■ Document excerpt:
────────────────────

How do you know that Google's public key is actually Google's public key? When you make that first request to Google, an intermediate network may have intercepted your request and returned a fake public key for Google. CAs attempt to solve this problem. CAs are trusted third parties that verify the authenticity of public keys for websites. Your operating system ships with a list of vetted CAs by default. When a website wants to support HTTPS requests, they register their public key with one of the trusted CAs. You verify that the public key you receive from Google is truly Google's public key by checking it with your CAs.
Problems with CAs
You may have noticed a fundamental assumption: You must trust the CAs. All of them. There are hundreds of CAs installed on your computer by default — Microsoft Windows comes with 390 certificates, and Mac OS X comes with 170 certificates. These CAs can delegate trust to intermediates, and those intermediates can delegate trust to even more child intermediates. You don’t know who all these CA intermediates are and if even a single one of them gets hacked, all your HTTPS traffic is vulnerable to MITM attacks. In the DigiNotar attack, the Iranian government hacked a Dutch CA and used it to MITM 300,000 Iranian citizens.
Fixing the CA problem
While blockchain-based protocols can be slow and limited, they excel at addressing the issue of trusted third parties. Data stored on blockchains are immutable and all parties can verify that the data stored on a blockchain is correct. Take Bitcoin as an example. Wallets on Bitcoin have public keys that are used to sign transactions. Wallets also have data associated with them, including how many bitcoin are in the wallet. You can even associate arbitrary data with your wallet, such as the birth date of a baby stored on the Bitcoin blockchain.
You can imagine a system where instead of storing arbitrary data on the blockchain, you store names on the blockchain and their public keys. Instead of relying on an arbitrary list of CAs as your root of trust, you rely on a cryptographically-backed distributed root of trust. Name owners could associate their own keys to their name, and everyone would be able to verify that the public key for a name is the correct one. This would solve the issue of trusting CAs, and Handshake is precisely such a system!
Handshake is a blockchain protocol that aims to solve the issue of trusting hundreds of CAs. It's a protocol that's similar to Bitcoin, except instead of using coins as money, you use Handshake coins to register names on the Handshake blockchain. These names are top-level domains (TLDs) like .com, .org, .net. Handshake decentralizes the root zone file, which is the ICANN-controlled file that determines who owns what TLD. Anyone can register their own TLD on the Handshake blockchain.
One benefit of TLDs on Handshake is that they have public keys associated with them that can be verified to be authentic. Only the name owners can associate DNS data and other arbitrary data with their name that everyone can verify on the blockchain instead of trusting CAs.
There's another significant benefit of Handshake names — they are resistant to censorship, seizure, and tampering because Handshake names are stored on the blockchain. Like Bitcoin wallets, only the name owners can update their names or transfer their names as long as they keep their private keys safe.

────────────────────

■ Problems to solve:
- a) Answer these questions from the excerpt on certificate authorities and Handshake:
(i) How many certificates does Mac OS X come with?
(ii) How many Iranian citizens were targeted in the DigiNotar attack?
(iii) Which file does Handshake decentralize?
- b) Could you echo everything from "Handshake is a" down to "TLD on the Handshake blockchain." in the excerpt on certificate authorities and Handshake, word for word?

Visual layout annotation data
────────────────────

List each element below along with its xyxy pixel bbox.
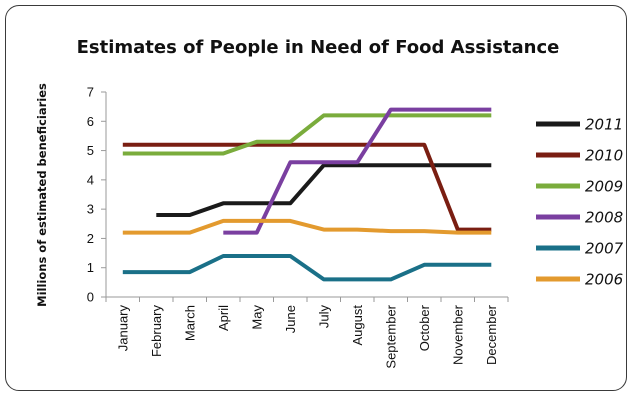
legend-label: 2011	[585, 116, 623, 134]
x-tick-label: August	[350, 305, 365, 346]
y-tick-label: 6	[87, 114, 94, 129]
x-tick-label: June	[283, 305, 298, 333]
x-tick-label: February	[149, 305, 164, 358]
series-line-2011	[156, 163, 492, 217]
x-tick-label: January	[115, 305, 130, 352]
series-line-2009	[122, 113, 492, 156]
y-tick-label: 4	[87, 172, 94, 187]
legend-label: 2010	[585, 147, 623, 165]
chart-frame	[5, 5, 627, 391]
x-tick-label: October	[417, 304, 432, 351]
y-tick-label: 3	[87, 202, 94, 217]
y-tick-label: 1	[87, 260, 94, 275]
legend: 2011 2010 2009 2008 2007 2006	[536, 116, 624, 289]
chart-title: Estimates of People in Need of Food Assi…	[77, 37, 560, 58]
legend-label: 2009	[585, 178, 623, 196]
legend-label: 2006	[585, 271, 623, 289]
series-line-2008	[223, 107, 492, 235]
x-tick-label: November	[450, 304, 465, 365]
legend-label: 2007	[585, 240, 624, 258]
y-axis-label: Millions of estimated beneficiaries	[35, 83, 49, 307]
axes: 0 1 2 3 4 5 6 7 January February March April May June…	[87, 85, 509, 369]
y-tick-label: 5	[87, 143, 94, 158]
x-tick-label: May	[249, 305, 264, 330]
series-line-2006	[122, 218, 492, 235]
series-line-2010	[122, 142, 492, 232]
y-tick-label: 0	[87, 290, 94, 305]
y-tick-label: 2	[87, 231, 94, 246]
legend-label: 2008	[585, 209, 623, 227]
x-tick-label: March	[182, 305, 197, 341]
x-tick-label: December	[484, 304, 499, 365]
x-tick-label: July	[316, 305, 331, 329]
y-tick-label: 7	[87, 85, 94, 100]
x-tick-label: April	[216, 305, 231, 331]
series-line-2007	[122, 254, 492, 282]
series-group	[122, 107, 492, 282]
x-tick-label: September	[383, 304, 398, 368]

────────────────────

■ Answers for the exercise:
- a)
(i) 170 certificates.
(ii) 300,000.
(iii) The root zone file, which is the ICANN-controlled file that determines who owns what TLD.

- b)
Handshake is a blockchain protocol that aims to solve the issue of trusting hundreds of CAs. It's a protocol that's similar to Bitcoin, except instead of using coins as money, you use Handshake coins to register names on the Handshake blockchain. These names are top-level domains (TLDs) like .com, .org, .net. Handshake decentralizes the root zone file, which is the ICANN-controlled file that determines who owns what TLD. Anyone can register their own TLD on the Handshake blockchain.